Task goal — Listed below are entries; give the number of lines among them that include "through", and only that number.

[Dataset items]
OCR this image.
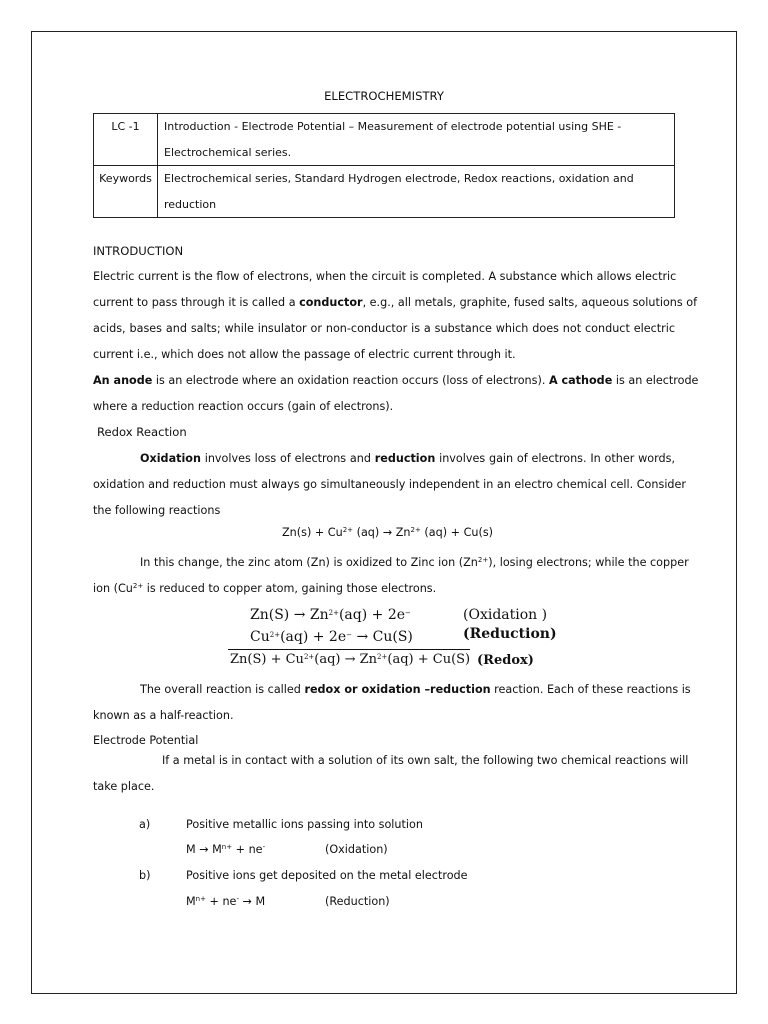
ELECTROCHEMISTRY
LC -1	Introduction - Electrode Potential – Measurement of electrode potential using SHE -
Electrochemical series.

Keywords	Electrochemical series, Standard Hydrogen electrode, Redox reactions, oxidation and
reduction
INTRODUCTION
Electric current is the flow of electrons, when the circuit is completed. A substance which allows electric
current to pass through it is called a conductor, e.g., all metals, graphite, fused salts, aqueous solutions of
acids, bases and salts; while insulator or non-conductor is a substance which does not conduct electric
current i.e., which does not allow the passage of electric current through it.
An anode is an electrode where an oxidation reaction occurs (loss of electrons). A cathode is an electrode
where a reduction reaction occurs (gain of electrons).
Redox Reaction
Oxidation involves loss of electrons and reduction involves gain of electrons. In other words,
oxidation and reduction must always go simultaneously independent in an electro chemical cell. Consider
the following reactions
$Zn(s) + Cu^{2+}$ $(aq) \to Zn^{2+}$ (aq) + Cu(s)
In this change, the zinc atom (Zn) is oxidized to Zinc ion $(Zn^{2+})$, losing electrons; while the copper
ion ($Cu^{2+}$ is reduced to copper atom, gaining those electrons.
$Zn(S) \to Zn^{2+}(aq) + 2e^-$	(Oxidation )
$Cu^{2+}(aq) + 2e^- \to Cu(S)$	(Reduction)
$Zn(S) + Cu^{2+}(aq) \to Zn^{2+}(aq) + Cu(S)$ (Redox)
The overall reaction is called redox or oxidation –reduction reaction. Each of these reactions is
known as a half-reaction.
Electrode Potential
If a metal is in contact with a solution of its own salt, the following two chemical reactions will
take place.
a)	Positive metallic ions passing into solution
$M \to M^{n+} + ne^-$	(Oxidation)
b)	Positive ions get deposited on the metal electrode
$M^{n+} + ne^- \to M$	(Reduction)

The solution — 2